§ What needs to be done
Return each line that holds the word "Please".

==== Given records

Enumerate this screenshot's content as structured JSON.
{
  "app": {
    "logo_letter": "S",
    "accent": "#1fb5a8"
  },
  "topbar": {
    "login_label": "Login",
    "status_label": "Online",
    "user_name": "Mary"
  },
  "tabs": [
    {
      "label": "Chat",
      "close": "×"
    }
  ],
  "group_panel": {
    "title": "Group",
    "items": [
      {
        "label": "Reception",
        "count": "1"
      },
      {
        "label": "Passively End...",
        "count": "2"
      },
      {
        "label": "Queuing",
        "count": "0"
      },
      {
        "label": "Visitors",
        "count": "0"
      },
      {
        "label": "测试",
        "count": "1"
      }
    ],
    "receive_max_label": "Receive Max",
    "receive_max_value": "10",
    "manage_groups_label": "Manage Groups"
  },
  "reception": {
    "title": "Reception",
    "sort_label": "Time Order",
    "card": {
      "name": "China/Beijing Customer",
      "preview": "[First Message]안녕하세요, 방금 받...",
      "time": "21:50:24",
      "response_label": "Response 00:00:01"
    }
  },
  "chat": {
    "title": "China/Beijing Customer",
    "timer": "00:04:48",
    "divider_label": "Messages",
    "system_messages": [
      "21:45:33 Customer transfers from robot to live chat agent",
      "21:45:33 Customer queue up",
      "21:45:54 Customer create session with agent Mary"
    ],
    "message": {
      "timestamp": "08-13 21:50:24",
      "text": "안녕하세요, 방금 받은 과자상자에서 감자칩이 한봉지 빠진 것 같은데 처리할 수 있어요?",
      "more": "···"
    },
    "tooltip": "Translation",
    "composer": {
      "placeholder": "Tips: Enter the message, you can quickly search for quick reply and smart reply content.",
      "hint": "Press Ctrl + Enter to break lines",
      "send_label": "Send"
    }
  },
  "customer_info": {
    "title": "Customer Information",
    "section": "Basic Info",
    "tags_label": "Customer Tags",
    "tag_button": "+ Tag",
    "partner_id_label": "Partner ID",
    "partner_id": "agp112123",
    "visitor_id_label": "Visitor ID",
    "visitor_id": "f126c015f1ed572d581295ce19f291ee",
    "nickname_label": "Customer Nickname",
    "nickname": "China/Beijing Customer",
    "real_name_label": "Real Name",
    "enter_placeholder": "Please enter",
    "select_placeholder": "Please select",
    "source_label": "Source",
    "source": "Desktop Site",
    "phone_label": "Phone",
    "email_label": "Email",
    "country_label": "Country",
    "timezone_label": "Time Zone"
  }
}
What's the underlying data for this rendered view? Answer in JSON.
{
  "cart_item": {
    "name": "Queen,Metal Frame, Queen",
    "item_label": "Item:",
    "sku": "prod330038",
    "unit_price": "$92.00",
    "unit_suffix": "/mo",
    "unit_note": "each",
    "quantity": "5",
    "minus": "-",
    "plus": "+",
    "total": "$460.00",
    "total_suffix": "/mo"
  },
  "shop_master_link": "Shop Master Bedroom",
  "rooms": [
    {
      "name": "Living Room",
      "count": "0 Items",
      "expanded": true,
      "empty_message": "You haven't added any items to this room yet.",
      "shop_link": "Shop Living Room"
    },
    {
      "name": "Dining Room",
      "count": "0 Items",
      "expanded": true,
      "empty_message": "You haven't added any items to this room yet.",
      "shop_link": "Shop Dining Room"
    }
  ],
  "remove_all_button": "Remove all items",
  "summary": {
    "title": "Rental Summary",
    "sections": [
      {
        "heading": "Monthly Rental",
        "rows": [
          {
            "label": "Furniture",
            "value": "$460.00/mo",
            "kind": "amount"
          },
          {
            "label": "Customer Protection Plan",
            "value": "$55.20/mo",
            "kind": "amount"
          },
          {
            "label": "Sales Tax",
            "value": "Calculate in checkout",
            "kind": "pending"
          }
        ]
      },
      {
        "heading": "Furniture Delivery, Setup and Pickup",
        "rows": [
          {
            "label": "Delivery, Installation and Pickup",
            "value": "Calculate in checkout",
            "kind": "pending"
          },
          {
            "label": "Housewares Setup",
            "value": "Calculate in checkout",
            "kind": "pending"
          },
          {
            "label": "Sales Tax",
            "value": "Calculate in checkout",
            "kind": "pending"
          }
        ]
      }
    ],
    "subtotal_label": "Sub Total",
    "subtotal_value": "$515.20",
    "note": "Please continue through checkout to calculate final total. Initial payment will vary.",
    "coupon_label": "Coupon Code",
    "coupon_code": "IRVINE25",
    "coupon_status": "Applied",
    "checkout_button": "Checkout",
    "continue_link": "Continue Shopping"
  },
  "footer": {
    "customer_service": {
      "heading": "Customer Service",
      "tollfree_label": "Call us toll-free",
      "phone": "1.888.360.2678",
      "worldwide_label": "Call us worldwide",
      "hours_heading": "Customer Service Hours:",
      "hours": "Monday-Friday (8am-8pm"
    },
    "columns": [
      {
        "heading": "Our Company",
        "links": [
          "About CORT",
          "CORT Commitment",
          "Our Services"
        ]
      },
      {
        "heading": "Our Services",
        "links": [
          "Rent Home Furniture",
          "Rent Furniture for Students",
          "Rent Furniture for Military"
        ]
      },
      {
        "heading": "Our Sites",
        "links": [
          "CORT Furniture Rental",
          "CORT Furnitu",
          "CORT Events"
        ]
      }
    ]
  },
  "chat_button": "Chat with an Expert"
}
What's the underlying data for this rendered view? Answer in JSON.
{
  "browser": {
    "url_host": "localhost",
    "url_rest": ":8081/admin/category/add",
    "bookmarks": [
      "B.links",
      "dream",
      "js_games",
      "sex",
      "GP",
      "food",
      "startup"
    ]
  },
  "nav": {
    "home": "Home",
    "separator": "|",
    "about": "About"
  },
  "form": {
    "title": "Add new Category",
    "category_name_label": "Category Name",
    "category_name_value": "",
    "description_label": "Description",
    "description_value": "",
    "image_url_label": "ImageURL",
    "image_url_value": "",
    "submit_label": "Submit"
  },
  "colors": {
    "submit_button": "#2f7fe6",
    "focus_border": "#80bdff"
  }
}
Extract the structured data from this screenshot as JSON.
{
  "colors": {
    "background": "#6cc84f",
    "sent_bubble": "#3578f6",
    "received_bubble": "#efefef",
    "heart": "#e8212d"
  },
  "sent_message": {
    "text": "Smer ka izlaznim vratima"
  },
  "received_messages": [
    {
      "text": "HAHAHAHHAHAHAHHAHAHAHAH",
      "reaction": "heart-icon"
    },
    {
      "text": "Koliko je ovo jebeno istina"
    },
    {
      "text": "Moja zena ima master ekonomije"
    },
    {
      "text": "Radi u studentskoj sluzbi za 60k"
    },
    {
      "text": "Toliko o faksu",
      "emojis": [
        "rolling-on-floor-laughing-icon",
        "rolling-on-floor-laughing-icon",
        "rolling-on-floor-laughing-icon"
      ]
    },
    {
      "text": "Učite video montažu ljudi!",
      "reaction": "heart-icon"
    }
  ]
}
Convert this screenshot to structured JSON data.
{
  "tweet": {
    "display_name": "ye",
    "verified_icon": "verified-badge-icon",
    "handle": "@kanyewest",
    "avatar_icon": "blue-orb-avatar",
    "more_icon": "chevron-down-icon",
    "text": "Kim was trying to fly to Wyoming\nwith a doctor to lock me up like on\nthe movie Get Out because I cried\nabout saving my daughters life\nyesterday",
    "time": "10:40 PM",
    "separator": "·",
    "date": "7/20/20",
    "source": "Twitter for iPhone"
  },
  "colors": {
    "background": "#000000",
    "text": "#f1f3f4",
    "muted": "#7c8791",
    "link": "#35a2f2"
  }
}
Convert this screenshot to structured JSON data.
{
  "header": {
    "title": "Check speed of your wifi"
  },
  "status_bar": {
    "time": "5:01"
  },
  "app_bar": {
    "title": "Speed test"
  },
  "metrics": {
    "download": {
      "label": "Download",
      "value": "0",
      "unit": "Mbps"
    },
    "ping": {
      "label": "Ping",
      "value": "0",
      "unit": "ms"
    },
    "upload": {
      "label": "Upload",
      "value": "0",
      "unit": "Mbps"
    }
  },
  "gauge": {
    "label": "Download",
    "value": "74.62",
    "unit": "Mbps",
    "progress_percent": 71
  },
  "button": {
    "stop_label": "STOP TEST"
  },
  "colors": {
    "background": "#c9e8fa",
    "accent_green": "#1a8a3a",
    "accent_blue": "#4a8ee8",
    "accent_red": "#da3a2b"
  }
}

========

§ Problem solution
    "enter_placeholder": "Please enter",
    "select_placeholder": "Please select",
    "note": "Please continue through checkout to calculate final total. Initial payment will vary.",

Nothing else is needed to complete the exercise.